**** RECORD EXTRACTS ****
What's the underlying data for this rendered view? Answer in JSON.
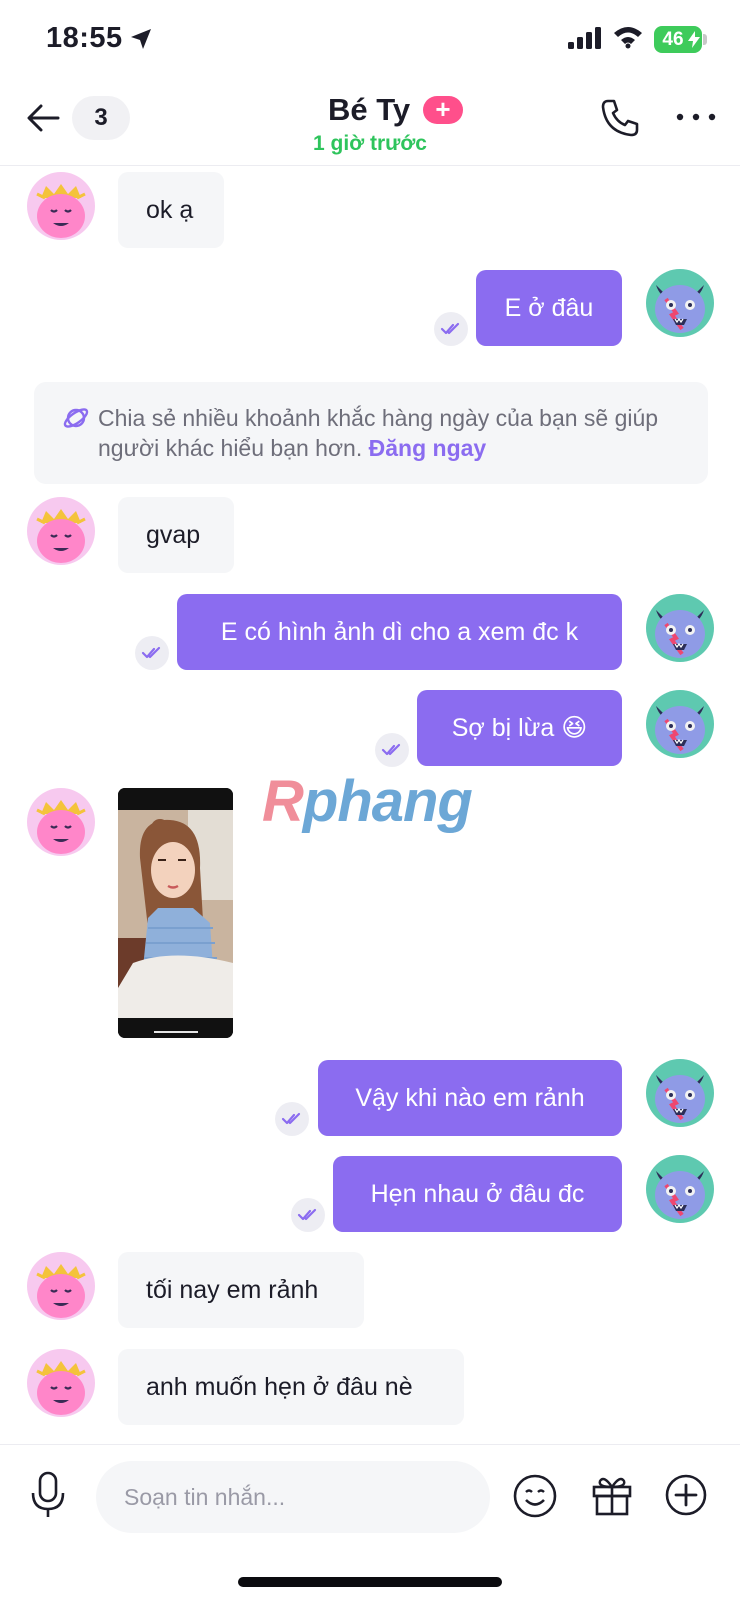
{
  "status_bar": {
    "time": "18:55",
    "battery": "46"
  },
  "header": {
    "back_icon": "arrow-left-icon",
    "unread_count": "3",
    "contact_name": "Bé Ty",
    "add_badge": "+",
    "presence": "1 giờ trước",
    "call_icon": "phone-icon",
    "more_icon": "more-horizontal-icon"
  },
  "colors": {
    "accent": "#8b6cf0",
    "incoming_bubble": "#f5f6f8",
    "online_green": "#2ec45c",
    "badge_pink": "#ff4f8b"
  },
  "messages": [
    {
      "from": "contact",
      "text": "ok ạ"
    },
    {
      "from": "me",
      "text": "E ở đâu"
    },
    {
      "from": "me",
      "text": "E có hình ảnh dì cho a xem đc k"
    },
    {
      "from": "me",
      "text": "Sợ bị lừa 😆"
    },
    {
      "from": "contact",
      "text": "gvap"
    },
    {
      "from": "me",
      "text": "Vậy khi nào em rảnh"
    },
    {
      "from": "me",
      "text": "Hẹn nhau ở đâu đc"
    },
    {
      "from": "contact",
      "text": "tối nay em rảnh"
    },
    {
      "from": "contact",
      "text": "anh muốn hẹn ở đâu nè"
    }
  ],
  "tip": {
    "icon": "planet-icon",
    "text": "Chia sẻ nhiều khoảnh khắc hàng ngày của bạn sẽ giúp người khác hiểu bạn hơn.",
    "link": "Đăng ngay"
  },
  "watermark": {
    "first": "R",
    "rest": "phang"
  },
  "composer": {
    "placeholder": "Soạn tin nhắn...",
    "mic_icon": "microphone-icon",
    "emoji_icon": "smiley-icon",
    "gift_icon": "gift-icon",
    "plus_icon": "plus-circle-icon"
  }
}
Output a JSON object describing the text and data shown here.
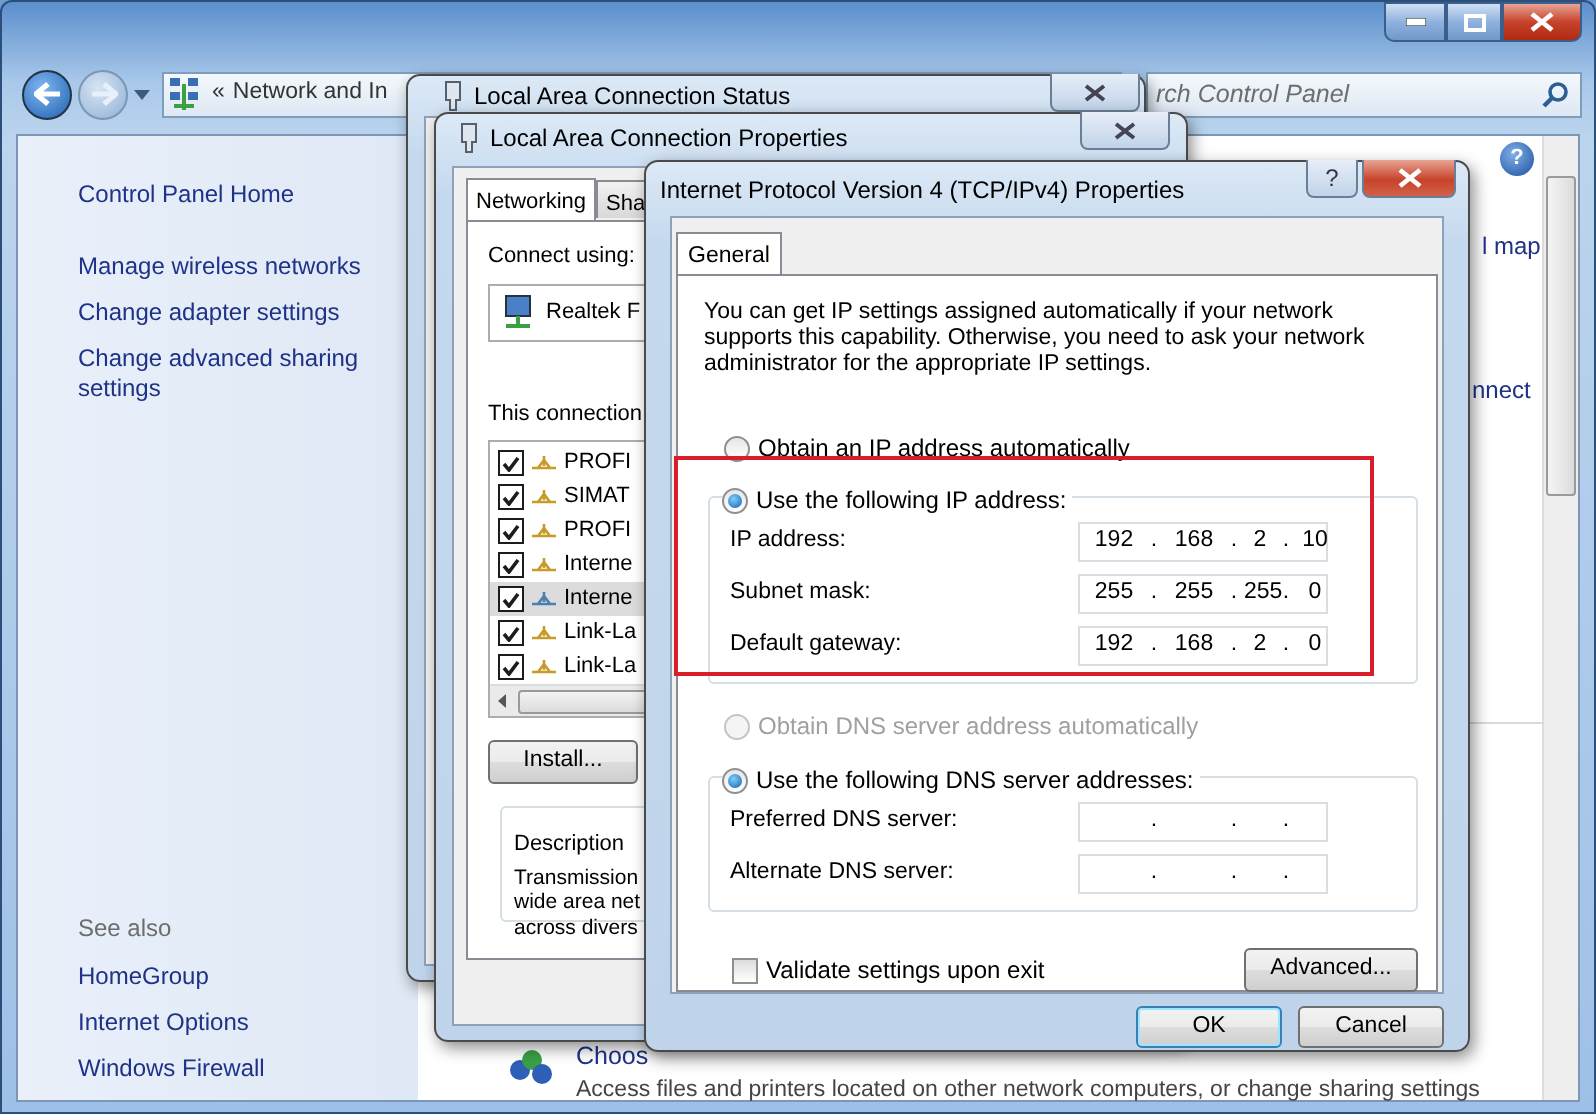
{
  "explorer": {
    "address": {
      "chevron": "«",
      "text": "Network and In"
    },
    "search": {
      "placeholder": "rch Control Panel"
    },
    "sidebar": {
      "items": [
        {
          "label": "Control Panel Home",
          "kind": "home"
        },
        {
          "label": "Manage wireless networks",
          "kind": "task"
        },
        {
          "label": "Change adapter settings",
          "kind": "task"
        },
        {
          "label": "Change advanced sharing settings",
          "kind": "task"
        }
      ],
      "see_also_title": "See also",
      "see_also": [
        "HomeGroup",
        "Internet Options",
        "Windows Firewall"
      ]
    },
    "content": {
      "help_glyph": "?",
      "links": [
        "l map",
        "nnect"
      ],
      "footer_link": "Choos",
      "footer_text": "Access files and printers located on other network computers, or change sharing settings"
    }
  },
  "status_window": {
    "title": "Local Area Connection Status"
  },
  "properties_window": {
    "title": "Local Area Connection Properties",
    "tabs": [
      {
        "label": "Networking",
        "selected": true
      },
      {
        "label": "Sha",
        "selected": false
      }
    ],
    "connect_using_label": "Connect using:",
    "adapter": "Realtek F",
    "components_label": "This connection",
    "components": [
      {
        "label": "PROFI",
        "checked": true,
        "selected": false,
        "color": "#c89a28"
      },
      {
        "label": "SIMAT",
        "checked": true,
        "selected": false,
        "color": "#c89a28"
      },
      {
        "label": "PROFI",
        "checked": true,
        "selected": false,
        "color": "#c89a28"
      },
      {
        "label": "Interne",
        "checked": true,
        "selected": false,
        "color": "#c89a28"
      },
      {
        "label": "Interne",
        "checked": true,
        "selected": true,
        "color": "#4f7fb0"
      },
      {
        "label": "Link-La",
        "checked": true,
        "selected": false,
        "color": "#c89a28"
      },
      {
        "label": "Link-La",
        "checked": true,
        "selected": false,
        "color": "#c89a28"
      }
    ],
    "install_button": "Install...",
    "description": {
      "title": "Description",
      "lines": [
        "Transmission",
        "wide area net",
        "across divers"
      ]
    }
  },
  "ipv4_window": {
    "title": "Internet Protocol Version 4 (TCP/IPv4) Properties",
    "help_glyph": "?",
    "tabs": [
      {
        "label": "General",
        "selected": true
      }
    ],
    "intro": "You can get IP settings assigned automatically if your network supports this capability. Otherwise, you need to ask your network administrator for the appropriate IP settings.",
    "ip_auto": {
      "label": "Obtain an IP address automatically",
      "selected": false
    },
    "ip_manual": {
      "label": "Use the following IP address:",
      "selected": true,
      "highlighted": true,
      "fields": [
        {
          "label": "IP address:",
          "octets": [
            "192",
            "168",
            "2",
            "10"
          ],
          "separators": [
            ".",
            ".",
            "."
          ]
        },
        {
          "label": "Subnet mask:",
          "octets": [
            "255",
            "255",
            "255",
            "0"
          ],
          "separators": [
            ".",
            ".",
            "."
          ]
        },
        {
          "label": "Default gateway:",
          "octets": [
            "192",
            "168",
            "2",
            "0"
          ],
          "separators": [
            ".",
            ".",
            "."
          ]
        }
      ]
    },
    "dns_auto": {
      "label": "Obtain DNS server address automatically",
      "selected": false,
      "disabled": true
    },
    "dns_manual": {
      "label": "Use the following DNS server addresses:",
      "selected": true,
      "fields": [
        {
          "label": "Preferred DNS server:",
          "separators": [
            ".",
            ".",
            "."
          ]
        },
        {
          "label": "Alternate DNS server:",
          "separators": [
            ".",
            ".",
            "."
          ]
        }
      ]
    },
    "validate": {
      "label": "Validate settings upon exit",
      "checked": false
    },
    "advanced_button": "Advanced...",
    "buttons": [
      {
        "label": "OK",
        "default": true
      },
      {
        "label": "Cancel",
        "default": false
      }
    ]
  }
}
****
-- THE EXERCISE --
Leave the pictures out, and transcribe each of the records exactly.

-- FINAL RESULT --
What's the underlying data for this rendered view? Answer in JSON.
{
  "status_bar": {
    "time": "18:55",
    "battery": "46"
  },
  "header": {
    "back_icon": "arrow-left-icon",
    "unread_count": "3",
    "contact_name": "Bé Ty",
    "add_badge": "+",
    "presence": "1 giờ trước",
    "call_icon": "phone-icon",
    "more_icon": "more-horizontal-icon"
  },
  "colors": {
    "accent": "#8b6cf0",
    "incoming_bubble": "#f5f6f8",
    "online_green": "#2ec45c",
    "badge_pink": "#ff4f8b"
  },
  "messages": [
    {
      "from": "contact",
      "text": "ok ạ"
    },
    {
      "from": "me",
      "text": "E ở đâu"
    },
    {
      "from": "me",
      "text": "E có hình ảnh dì cho a xem đc k"
    },
    {
      "from": "me",
      "text": "Sợ bị lừa 😆"
    },
    {
      "from": "contact",
      "text": "gvap"
    },
    {
      "from": "me",
      "text": "Vậy khi nào em rảnh"
    },
    {
      "from": "me",
      "text": "Hẹn nhau ở đâu đc"
    },
    {
      "from": "contact",
      "text": "tối nay em rảnh"
    },
    {
      "from": "contact",
      "text": "anh muốn hẹn ở đâu nè"
    }
  ],
  "tip": {
    "icon": "planet-icon",
    "text": "Chia sẻ nhiều khoảnh khắc hàng ngày của bạn sẽ giúp người khác hiểu bạn hơn.",
    "link": "Đăng ngay"
  },
  "watermark": {
    "first": "R",
    "rest": "phang"
  },
  "composer": {
    "placeholder": "Soạn tin nhắn...",
    "mic_icon": "microphone-icon",
    "emoji_icon": "smiley-icon",
    "gift_icon": "gift-icon",
    "plus_icon": "plus-circle-icon"
  }
}
Output a JSON object describing the text and data shown here.
{
  "explorer": {
    "address": {
      "chevron": "«",
      "text": "Network and In"
    },
    "search": {
      "placeholder": "rch Control Panel"
    },
    "sidebar": {
      "items": [
        {
          "label": "Control Panel Home",
          "kind": "home"
        },
        {
          "label": "Manage wireless networks",
          "kind": "task"
        },
        {
          "label": "Change adapter settings",
          "kind": "task"
        },
        {
          "label": "Change advanced sharing settings",
          "kind": "task"
        }
      ],
      "see_also_title": "See also",
      "see_also": [
        "HomeGroup",
        "Internet Options",
        "Windows Firewall"
      ]
    },
    "content": {
      "help_glyph": "?",
      "links": [
        "l map",
        "nnect"
      ],
      "footer_link": "Choos",
      "footer_text": "Access files and printers located on other network computers, or change sharing settings"
    }
  },
  "status_window": {
    "title": "Local Area Connection Status"
  },
  "properties_window": {
    "title": "Local Area Connection Properties",
    "tabs": [
      {
        "label": "Networking",
        "selected": true
      },
      {
        "label": "Sha",
        "selected": false
      }
    ],
    "connect_using_label": "Connect using:",
    "adapter": "Realtek F",
    "components_label": "This connection",
    "components": [
      {
        "label": "PROFI",
        "checked": true,
        "selected": false,
        "color": "#c89a28"
      },
      {
        "label": "SIMAT",
        "checked": true,
        "selected": false,
        "color": "#c89a28"
      },
      {
        "label": "PROFI",
        "checked": true,
        "selected": false,
        "color": "#c89a28"
      },
      {
        "label": "Interne",
        "checked": true,
        "selected": false,
        "color": "#c89a28"
      },
      {
        "label": "Interne",
        "checked": true,
        "selected": true,
        "color": "#4f7fb0"
      },
      {
        "label": "Link-La",
        "checked": true,
        "selected": false,
        "color": "#c89a28"
      },
      {
        "label": "Link-La",
        "checked": true,
        "selected": false,
        "color": "#c89a28"
      }
    ],
    "install_button": "Install...",
    "description": {
      "title": "Description",
      "lines": [
        "Transmission",
        "wide area net",
        "across divers"
      ]
    }
  },
  "ipv4_window": {
    "title": "Internet Protocol Version 4 (TCP/IPv4) Properties",
    "help_glyph": "?",
    "tabs": [
      {
        "label": "General",
        "selected": true
      }
    ],
    "intro": "You can get IP settings assigned automatically if your network supports this capability. Otherwise, you need to ask your network administrator for the appropriate IP settings.",
    "ip_auto": {
      "label": "Obtain an IP address automatically",
      "selected": false
    },
    "ip_manual": {
      "label": "Use the following IP address:",
      "selected": true,
      "highlighted": true,
      "fields": [
        {
          "label": "IP address:",
          "octets": [
            "192",
            "168",
            "2",
            "10"
          ],
          "separators": [
            ".",
            ".",
            "."
          ]
        },
        {
          "label": "Subnet mask:",
          "octets": [
            "255",
            "255",
            "255",
            "0"
          ],
          "separators": [
            ".",
            ".",
            "."
          ]
        },
        {
          "label": "Default gateway:",
          "octets": [
            "192",
            "168",
            "2",
            "0"
          ],
          "separators": [
            ".",
            ".",
            "."
          ]
        }
      ]
    },
    "dns_auto": {
      "label": "Obtain DNS server address automatically",
      "selected": false,
      "disabled": true
    },
    "dns_manual": {
      "label": "Use the following DNS server addresses:",
      "selected": true,
      "fields": [
        {
          "label": "Preferred DNS server:",
          "separators": [
            ".",
            ".",
            "."
          ]
        },
        {
          "label": "Alternate DNS server:",
          "separators": [
            ".",
            ".",
            "."
          ]
        }
      ]
    },
    "validate": {
      "label": "Validate settings upon exit",
      "checked": false
    },
    "advanced_button": "Advanced...",
    "buttons": [
      {
        "label": "OK",
        "default": true
      },
      {
        "label": "Cancel",
        "default": false
      }
    ]
  }
}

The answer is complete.